Dataset entries:

_ _ _ _

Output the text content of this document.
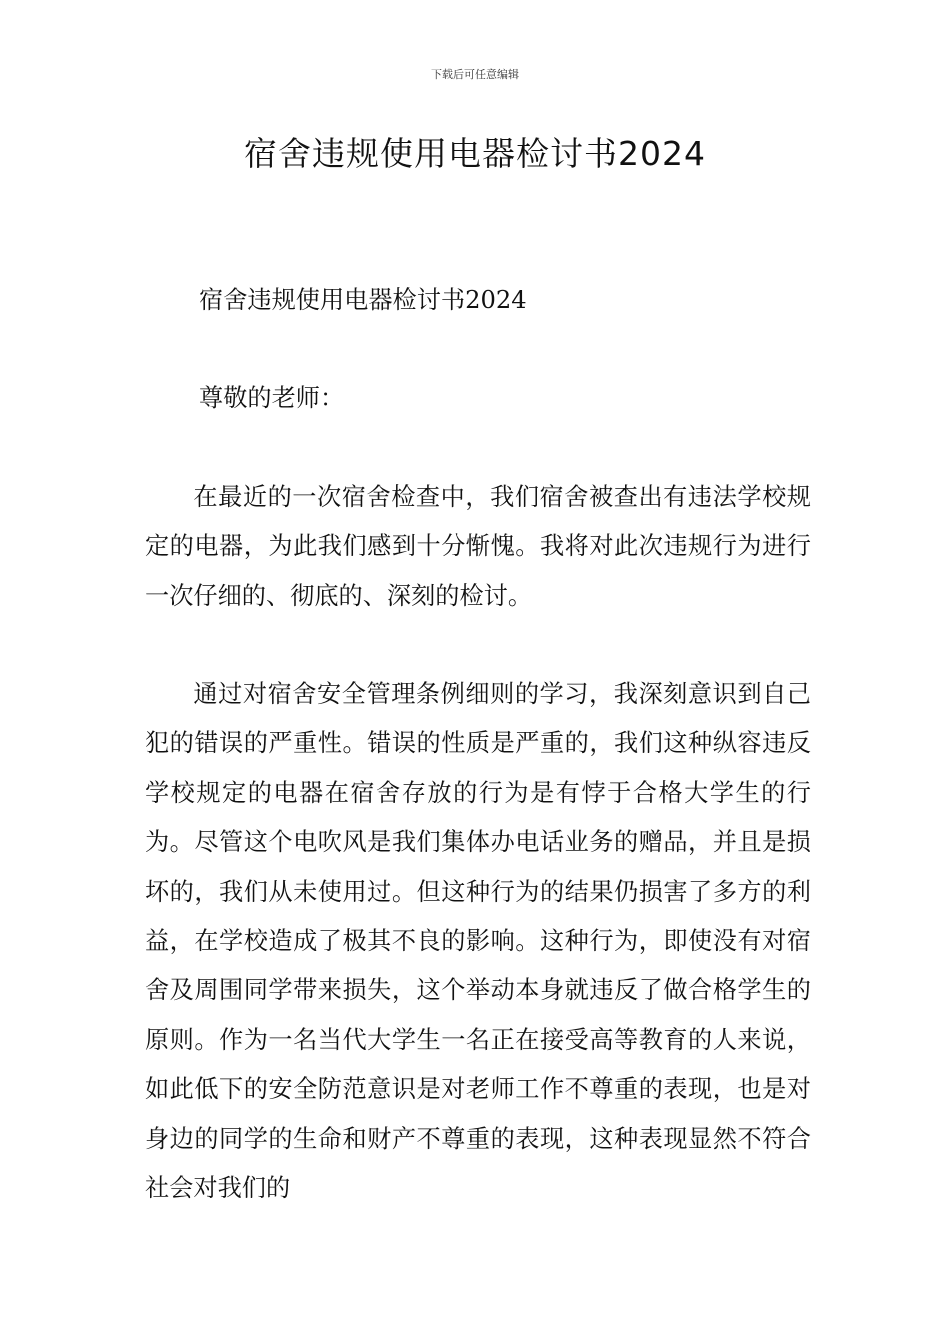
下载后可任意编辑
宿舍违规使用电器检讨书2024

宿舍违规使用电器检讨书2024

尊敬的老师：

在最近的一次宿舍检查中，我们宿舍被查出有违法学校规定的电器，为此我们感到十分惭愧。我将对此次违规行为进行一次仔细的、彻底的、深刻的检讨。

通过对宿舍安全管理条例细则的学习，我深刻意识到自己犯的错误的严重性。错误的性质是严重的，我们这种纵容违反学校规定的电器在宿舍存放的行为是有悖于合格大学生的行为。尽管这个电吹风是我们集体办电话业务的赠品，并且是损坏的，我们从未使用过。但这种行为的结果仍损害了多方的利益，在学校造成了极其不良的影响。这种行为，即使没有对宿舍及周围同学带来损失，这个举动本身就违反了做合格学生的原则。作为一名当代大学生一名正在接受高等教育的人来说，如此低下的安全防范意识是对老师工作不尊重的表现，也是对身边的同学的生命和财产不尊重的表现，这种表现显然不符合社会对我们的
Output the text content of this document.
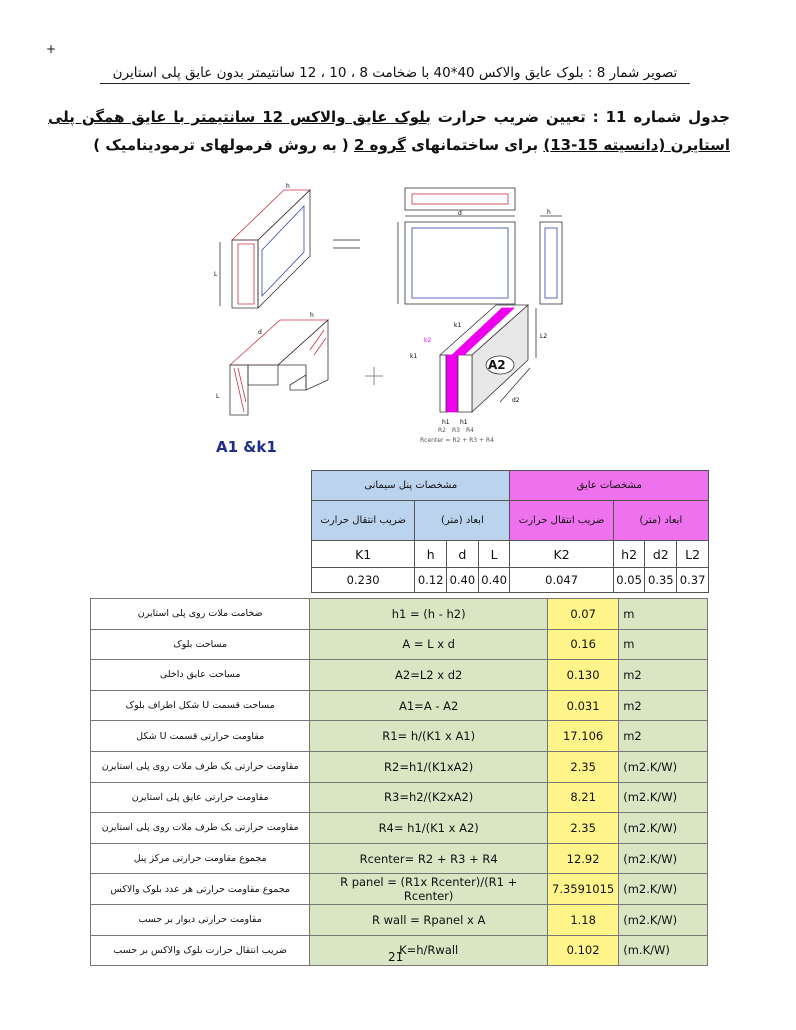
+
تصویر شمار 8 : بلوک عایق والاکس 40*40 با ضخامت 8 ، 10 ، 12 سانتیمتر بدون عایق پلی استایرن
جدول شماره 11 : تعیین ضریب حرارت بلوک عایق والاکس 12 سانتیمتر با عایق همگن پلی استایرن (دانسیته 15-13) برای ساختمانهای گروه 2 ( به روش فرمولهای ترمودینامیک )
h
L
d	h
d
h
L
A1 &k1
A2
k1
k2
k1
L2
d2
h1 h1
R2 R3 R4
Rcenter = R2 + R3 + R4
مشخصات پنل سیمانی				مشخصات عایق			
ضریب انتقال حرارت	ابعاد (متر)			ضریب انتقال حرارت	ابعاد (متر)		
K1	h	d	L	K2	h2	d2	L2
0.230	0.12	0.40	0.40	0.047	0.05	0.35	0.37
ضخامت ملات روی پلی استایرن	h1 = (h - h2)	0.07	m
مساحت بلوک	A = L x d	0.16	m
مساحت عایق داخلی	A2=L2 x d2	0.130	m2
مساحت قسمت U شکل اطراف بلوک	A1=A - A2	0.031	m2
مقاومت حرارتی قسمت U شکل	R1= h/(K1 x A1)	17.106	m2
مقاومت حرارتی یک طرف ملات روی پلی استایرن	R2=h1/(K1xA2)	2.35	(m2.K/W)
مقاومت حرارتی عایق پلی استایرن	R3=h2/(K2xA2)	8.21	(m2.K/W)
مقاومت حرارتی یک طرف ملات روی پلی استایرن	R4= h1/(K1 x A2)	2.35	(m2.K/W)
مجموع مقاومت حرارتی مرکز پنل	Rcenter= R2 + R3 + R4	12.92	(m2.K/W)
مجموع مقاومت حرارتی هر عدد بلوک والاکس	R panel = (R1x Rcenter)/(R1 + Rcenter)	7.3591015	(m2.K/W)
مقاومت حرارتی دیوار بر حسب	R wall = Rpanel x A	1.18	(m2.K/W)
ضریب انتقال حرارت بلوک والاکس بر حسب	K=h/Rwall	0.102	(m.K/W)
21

_ _ _ _

● WRITTEN PROBLEM: In the listing above, find each line with the word "والاکس" and copy it.

● SOLVED EXERCISE:
تصویر شمار 8 : بلوک عایق والاکس 40*40 با ضخامت 8 ، 10 ، 12 سانتیمتر بدون عایق پلی استایرن
جدول شماره 11 : تعیین ضریب حرارت بلوک عایق والاکس 12 سانتیمتر با عایق همگن پلی استایرن (دانسیته 15-13) برای ساختمانهای گروه 2 ( به روش فرمولهای ترمودینامیک )
مجموع مقاومت حرارتی هر عدد بلوک والاکس	R panel = (R1x Rcenter)/(R1 + Rcenter)	7.3591015	(m2.K/W)
ضریب انتقال حرارت بلوک والاکس بر حسب	K=h/Rwall	0.102	(m.K/W)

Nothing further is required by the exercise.